Excerpts from a figure dataset
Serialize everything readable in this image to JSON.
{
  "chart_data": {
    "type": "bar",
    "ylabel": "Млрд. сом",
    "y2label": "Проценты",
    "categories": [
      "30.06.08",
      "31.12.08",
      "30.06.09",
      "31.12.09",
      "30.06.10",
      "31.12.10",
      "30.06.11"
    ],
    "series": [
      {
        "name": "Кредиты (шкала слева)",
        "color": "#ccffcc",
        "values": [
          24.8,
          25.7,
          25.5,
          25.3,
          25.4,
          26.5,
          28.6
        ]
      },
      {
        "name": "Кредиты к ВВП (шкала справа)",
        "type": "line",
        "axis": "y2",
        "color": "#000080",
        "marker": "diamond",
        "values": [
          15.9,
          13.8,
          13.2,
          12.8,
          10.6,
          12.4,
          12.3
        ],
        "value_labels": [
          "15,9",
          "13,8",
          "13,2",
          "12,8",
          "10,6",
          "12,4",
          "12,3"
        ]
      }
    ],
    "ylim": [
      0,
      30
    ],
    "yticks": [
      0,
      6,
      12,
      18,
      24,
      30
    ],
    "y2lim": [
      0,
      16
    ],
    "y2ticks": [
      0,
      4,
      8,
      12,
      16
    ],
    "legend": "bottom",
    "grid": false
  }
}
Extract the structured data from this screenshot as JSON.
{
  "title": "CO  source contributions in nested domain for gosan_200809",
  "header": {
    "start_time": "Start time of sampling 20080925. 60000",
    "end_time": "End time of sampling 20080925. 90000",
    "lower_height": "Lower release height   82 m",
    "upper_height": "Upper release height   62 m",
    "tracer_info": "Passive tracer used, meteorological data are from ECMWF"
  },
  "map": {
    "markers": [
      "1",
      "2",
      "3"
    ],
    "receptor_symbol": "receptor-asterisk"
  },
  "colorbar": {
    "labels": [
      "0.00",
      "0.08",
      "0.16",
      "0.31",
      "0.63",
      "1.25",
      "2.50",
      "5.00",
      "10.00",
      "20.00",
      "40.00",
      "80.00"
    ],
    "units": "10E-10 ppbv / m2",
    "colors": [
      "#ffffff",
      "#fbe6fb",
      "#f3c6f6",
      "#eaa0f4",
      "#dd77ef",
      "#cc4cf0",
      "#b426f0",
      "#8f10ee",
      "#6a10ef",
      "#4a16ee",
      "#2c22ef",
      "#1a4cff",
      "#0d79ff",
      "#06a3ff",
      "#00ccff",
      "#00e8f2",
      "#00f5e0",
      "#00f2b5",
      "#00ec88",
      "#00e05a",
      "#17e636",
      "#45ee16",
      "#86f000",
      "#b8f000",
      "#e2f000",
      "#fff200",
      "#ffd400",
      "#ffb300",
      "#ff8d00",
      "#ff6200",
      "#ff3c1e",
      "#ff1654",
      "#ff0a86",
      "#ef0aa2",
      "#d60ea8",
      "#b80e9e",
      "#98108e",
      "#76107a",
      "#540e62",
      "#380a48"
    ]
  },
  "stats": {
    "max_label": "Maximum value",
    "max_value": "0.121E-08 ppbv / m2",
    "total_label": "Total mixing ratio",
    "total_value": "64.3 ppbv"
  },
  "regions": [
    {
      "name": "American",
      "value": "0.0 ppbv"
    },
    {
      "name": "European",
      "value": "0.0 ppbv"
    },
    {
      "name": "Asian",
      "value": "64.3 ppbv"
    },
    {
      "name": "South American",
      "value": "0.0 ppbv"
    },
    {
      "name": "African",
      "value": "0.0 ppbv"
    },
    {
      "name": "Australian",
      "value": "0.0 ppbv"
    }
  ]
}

What needs to be done |
Write down every line of the data exactly as it appears above.

Answer below |
Serialize everything readable in this image to JSON.
{
  "chart_data": {
    "type": "bar",
    "ylabel": "Млрд. сом",
    "y2label": "Проценты",
    "categories": [
      "30.06.08",
      "31.12.08",
      "30.06.09",
      "31.12.09",
      "30.06.10",
      "31.12.10",
      "30.06.11"
    ],
    "series": [
      {
        "name": "Кредиты (шкала слева)",
        "color": "#ccffcc",
        "values": [
          24.8,
          25.7,
          25.5,
          25.3,
          25.4,
          26.5,
          28.6
        ]
      },
      {
        "name": "Кредиты к ВВП (шкала справа)",
        "type": "line",
        "axis": "y2",
        "color": "#000080",
        "marker": "diamond",
        "values": [
          15.9,
          13.8,
          13.2,
          12.8,
          10.6,
          12.4,
          12.3
        ],
        "value_labels": [
          "15,9",
          "13,8",
          "13,2",
          "12,8",
          "10,6",
          "12,4",
          "12,3"
        ]
      }
    ],
    "ylim": [
      0,
      30
    ],
    "yticks": [
      0,
      6,
      12,
      18,
      24,
      30
    ],
    "y2lim": [
      0,
      16
    ],
    "y2ticks": [
      0,
      4,
      8,
      12,
      16
    ],
    "legend": "bottom",
    "grid": false
  }
}
Extract the structured data from this screenshot as JSON.
{
  "title": "CO  source contributions in nested domain for gosan_200809",
  "header": {
    "start_time": "Start time of sampling 20080925. 60000",
    "end_time": "End time of sampling 20080925. 90000",
    "lower_height": "Lower release height   82 m",
    "upper_height": "Upper release height   62 m",
    "tracer_info": "Passive tracer used, meteorological data are from ECMWF"
  },
  "map": {
    "markers": [
      "1",
      "2",
      "3"
    ],
    "receptor_symbol": "receptor-asterisk"
  },
  "colorbar": {
    "labels": [
      "0.00",
      "0.08",
      "0.16",
      "0.31",
      "0.63",
      "1.25",
      "2.50",
      "5.00",
      "10.00",
      "20.00",
      "40.00",
      "80.00"
    ],
    "units": "10E-10 ppbv / m2",
    "colors": [
      "#ffffff",
      "#fbe6fb",
      "#f3c6f6",
      "#eaa0f4",
      "#dd77ef",
      "#cc4cf0",
      "#b426f0",
      "#8f10ee",
      "#6a10ef",
      "#4a16ee",
      "#2c22ef",
      "#1a4cff",
      "#0d79ff",
      "#06a3ff",
      "#00ccff",
      "#00e8f2",
      "#00f5e0",
      "#00f2b5",
      "#00ec88",
      "#00e05a",
      "#17e636",
      "#45ee16",
      "#86f000",
      "#b8f000",
      "#e2f000",
      "#fff200",
      "#ffd400",
      "#ffb300",
      "#ff8d00",
      "#ff6200",
      "#ff3c1e",
      "#ff1654",
      "#ff0a86",
      "#ef0aa2",
      "#d60ea8",
      "#b80e9e",
      "#98108e",
      "#76107a",
      "#540e62",
      "#380a48"
    ]
  },
  "stats": {
    "max_label": "Maximum value",
    "max_value": "0.121E-08 ppbv / m2",
    "total_label": "Total mixing ratio",
    "total_value": "64.3 ppbv"
  },
  "regions": [
    {
      "name": "American",
      "value": "0.0 ppbv"
    },
    {
      "name": "European",
      "value": "0.0 ppbv"
    },
    {
      "name": "Asian",
      "value": "64.3 ppbv"
    },
    {
      "name": "South American",
      "value": "0.0 ppbv"
    },
    {
      "name": "African",
      "value": "0.0 ppbv"
    },
    {
      "name": "Australian",
      "value": "0.0 ppbv"
    }
  ]
}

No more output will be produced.